**What to do**
Lines that contain the string "Administration" are to be copied; leave out all others.

**Data section**
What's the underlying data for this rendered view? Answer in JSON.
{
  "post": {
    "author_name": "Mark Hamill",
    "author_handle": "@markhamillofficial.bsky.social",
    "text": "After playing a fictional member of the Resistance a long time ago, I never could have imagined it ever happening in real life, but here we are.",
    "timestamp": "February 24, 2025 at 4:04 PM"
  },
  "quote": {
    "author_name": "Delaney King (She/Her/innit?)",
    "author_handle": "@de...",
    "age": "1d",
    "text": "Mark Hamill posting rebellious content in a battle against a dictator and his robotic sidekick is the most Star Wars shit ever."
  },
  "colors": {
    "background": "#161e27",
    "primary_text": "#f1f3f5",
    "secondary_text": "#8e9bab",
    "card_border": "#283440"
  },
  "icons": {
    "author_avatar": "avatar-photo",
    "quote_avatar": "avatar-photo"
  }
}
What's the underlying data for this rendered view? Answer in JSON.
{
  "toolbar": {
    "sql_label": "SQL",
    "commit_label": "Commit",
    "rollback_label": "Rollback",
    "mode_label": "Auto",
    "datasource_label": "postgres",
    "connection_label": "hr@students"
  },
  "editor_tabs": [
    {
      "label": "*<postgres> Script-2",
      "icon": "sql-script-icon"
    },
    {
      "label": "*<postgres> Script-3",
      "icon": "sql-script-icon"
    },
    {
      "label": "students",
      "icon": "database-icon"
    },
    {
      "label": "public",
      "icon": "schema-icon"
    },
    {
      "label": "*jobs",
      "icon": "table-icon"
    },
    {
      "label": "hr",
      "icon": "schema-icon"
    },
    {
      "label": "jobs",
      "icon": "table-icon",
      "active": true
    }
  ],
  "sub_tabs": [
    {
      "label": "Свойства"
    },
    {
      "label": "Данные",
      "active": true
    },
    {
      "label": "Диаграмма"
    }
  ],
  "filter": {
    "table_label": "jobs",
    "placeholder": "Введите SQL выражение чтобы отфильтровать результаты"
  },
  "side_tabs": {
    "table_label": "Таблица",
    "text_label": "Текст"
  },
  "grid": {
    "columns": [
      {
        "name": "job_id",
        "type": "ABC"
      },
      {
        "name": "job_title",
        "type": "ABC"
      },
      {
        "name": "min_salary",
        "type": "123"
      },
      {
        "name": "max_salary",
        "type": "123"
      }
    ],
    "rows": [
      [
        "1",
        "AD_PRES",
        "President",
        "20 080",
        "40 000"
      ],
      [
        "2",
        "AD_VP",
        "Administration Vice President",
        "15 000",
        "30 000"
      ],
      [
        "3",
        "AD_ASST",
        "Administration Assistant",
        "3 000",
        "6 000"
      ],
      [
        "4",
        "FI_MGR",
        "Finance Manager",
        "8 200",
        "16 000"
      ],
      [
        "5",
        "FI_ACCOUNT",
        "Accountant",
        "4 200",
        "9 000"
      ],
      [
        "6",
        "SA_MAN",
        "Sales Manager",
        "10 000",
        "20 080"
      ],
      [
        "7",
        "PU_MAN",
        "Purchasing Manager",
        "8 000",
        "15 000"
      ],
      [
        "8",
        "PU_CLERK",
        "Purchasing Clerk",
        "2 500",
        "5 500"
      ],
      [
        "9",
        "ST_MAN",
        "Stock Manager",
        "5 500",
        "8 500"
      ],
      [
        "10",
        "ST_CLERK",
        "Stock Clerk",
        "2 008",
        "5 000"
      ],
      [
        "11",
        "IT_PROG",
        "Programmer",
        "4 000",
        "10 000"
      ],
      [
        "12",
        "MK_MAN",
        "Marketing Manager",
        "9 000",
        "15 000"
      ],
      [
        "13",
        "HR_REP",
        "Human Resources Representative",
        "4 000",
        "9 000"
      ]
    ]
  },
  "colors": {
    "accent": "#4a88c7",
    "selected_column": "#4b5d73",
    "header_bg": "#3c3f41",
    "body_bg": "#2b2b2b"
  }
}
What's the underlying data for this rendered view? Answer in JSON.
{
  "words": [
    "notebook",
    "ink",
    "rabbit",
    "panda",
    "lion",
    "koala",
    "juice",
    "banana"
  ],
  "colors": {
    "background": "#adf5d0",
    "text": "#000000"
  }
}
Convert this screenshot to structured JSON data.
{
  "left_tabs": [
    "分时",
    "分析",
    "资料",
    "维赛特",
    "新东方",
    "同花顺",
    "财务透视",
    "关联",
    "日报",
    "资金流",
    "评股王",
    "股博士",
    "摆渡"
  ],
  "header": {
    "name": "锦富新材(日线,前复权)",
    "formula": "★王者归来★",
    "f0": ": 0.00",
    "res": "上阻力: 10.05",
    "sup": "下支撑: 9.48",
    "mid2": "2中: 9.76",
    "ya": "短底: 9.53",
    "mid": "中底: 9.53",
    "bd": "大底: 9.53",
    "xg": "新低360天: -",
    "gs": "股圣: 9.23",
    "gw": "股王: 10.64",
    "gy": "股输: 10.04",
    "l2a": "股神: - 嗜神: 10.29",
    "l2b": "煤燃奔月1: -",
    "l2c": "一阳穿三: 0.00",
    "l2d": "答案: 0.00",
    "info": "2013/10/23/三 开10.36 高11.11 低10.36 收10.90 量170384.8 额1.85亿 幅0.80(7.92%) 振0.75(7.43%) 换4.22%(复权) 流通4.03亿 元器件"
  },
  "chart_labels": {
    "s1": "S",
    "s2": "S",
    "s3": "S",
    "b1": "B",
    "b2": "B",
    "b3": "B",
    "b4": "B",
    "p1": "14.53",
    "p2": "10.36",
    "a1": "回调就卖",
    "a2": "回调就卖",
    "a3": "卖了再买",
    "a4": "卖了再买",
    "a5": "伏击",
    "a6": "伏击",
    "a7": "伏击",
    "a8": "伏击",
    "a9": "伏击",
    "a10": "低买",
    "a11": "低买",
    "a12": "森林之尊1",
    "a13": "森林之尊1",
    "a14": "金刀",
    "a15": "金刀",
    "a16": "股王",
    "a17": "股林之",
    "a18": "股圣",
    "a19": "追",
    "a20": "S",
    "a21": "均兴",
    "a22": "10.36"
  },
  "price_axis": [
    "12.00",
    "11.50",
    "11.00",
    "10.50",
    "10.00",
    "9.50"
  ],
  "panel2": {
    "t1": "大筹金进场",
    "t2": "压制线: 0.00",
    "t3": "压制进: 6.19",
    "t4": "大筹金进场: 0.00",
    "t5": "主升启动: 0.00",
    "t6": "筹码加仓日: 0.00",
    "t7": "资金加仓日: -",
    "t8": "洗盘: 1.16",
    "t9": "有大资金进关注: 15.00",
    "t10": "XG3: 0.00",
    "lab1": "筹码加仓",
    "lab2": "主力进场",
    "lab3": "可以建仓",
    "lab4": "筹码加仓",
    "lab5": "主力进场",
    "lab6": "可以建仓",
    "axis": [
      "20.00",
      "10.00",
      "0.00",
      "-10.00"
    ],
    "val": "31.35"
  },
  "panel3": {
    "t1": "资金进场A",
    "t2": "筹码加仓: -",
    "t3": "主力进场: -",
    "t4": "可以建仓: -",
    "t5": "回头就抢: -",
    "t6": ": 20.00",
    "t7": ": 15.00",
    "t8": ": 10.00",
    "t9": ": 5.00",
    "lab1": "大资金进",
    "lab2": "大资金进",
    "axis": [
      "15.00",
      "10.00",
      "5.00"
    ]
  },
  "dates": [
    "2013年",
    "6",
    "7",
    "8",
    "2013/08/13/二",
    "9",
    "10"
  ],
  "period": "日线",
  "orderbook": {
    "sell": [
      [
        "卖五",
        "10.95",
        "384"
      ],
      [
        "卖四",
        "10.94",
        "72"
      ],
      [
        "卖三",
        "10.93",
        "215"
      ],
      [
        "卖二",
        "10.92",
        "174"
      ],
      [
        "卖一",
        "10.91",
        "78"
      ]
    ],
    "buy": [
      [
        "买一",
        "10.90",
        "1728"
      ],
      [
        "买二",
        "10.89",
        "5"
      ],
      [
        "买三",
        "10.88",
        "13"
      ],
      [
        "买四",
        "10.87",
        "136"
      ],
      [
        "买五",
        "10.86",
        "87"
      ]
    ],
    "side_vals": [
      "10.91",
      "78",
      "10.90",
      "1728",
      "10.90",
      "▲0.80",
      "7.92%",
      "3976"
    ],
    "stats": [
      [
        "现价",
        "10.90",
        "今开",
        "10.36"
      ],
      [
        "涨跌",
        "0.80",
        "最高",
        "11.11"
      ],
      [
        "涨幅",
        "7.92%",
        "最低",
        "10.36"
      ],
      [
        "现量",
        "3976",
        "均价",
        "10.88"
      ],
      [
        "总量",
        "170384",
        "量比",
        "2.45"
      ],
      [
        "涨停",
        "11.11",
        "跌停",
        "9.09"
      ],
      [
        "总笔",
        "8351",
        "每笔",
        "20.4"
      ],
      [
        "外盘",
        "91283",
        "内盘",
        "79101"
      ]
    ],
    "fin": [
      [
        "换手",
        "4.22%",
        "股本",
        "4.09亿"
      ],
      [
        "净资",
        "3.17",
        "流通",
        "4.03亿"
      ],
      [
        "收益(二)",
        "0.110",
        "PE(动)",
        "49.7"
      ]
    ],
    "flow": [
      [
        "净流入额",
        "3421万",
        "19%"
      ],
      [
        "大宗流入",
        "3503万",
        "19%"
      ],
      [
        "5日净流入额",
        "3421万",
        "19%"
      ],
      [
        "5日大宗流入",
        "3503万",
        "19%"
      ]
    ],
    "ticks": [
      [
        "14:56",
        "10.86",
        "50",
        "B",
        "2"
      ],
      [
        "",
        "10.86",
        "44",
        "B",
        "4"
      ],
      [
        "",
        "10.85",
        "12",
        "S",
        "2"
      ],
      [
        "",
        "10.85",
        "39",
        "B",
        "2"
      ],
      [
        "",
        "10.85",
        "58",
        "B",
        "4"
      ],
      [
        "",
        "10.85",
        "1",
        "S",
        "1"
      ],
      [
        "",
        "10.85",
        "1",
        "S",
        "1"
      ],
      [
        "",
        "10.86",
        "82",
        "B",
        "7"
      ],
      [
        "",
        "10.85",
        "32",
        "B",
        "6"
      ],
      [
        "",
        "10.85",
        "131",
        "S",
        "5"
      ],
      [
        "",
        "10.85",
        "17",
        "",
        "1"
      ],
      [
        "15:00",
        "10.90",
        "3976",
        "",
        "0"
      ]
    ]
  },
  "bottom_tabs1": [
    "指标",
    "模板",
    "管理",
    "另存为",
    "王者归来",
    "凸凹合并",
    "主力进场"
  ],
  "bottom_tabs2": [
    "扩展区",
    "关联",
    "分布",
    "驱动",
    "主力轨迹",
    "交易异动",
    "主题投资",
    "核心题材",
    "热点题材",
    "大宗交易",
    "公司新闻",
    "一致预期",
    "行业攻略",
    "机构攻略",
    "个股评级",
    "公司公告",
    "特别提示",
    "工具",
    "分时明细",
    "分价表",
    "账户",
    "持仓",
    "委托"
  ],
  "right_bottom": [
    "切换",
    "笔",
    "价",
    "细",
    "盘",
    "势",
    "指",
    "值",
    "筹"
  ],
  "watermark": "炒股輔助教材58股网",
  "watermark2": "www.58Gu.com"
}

**Worked answer**
        "Administration Vice President",
        "Administration Assistant",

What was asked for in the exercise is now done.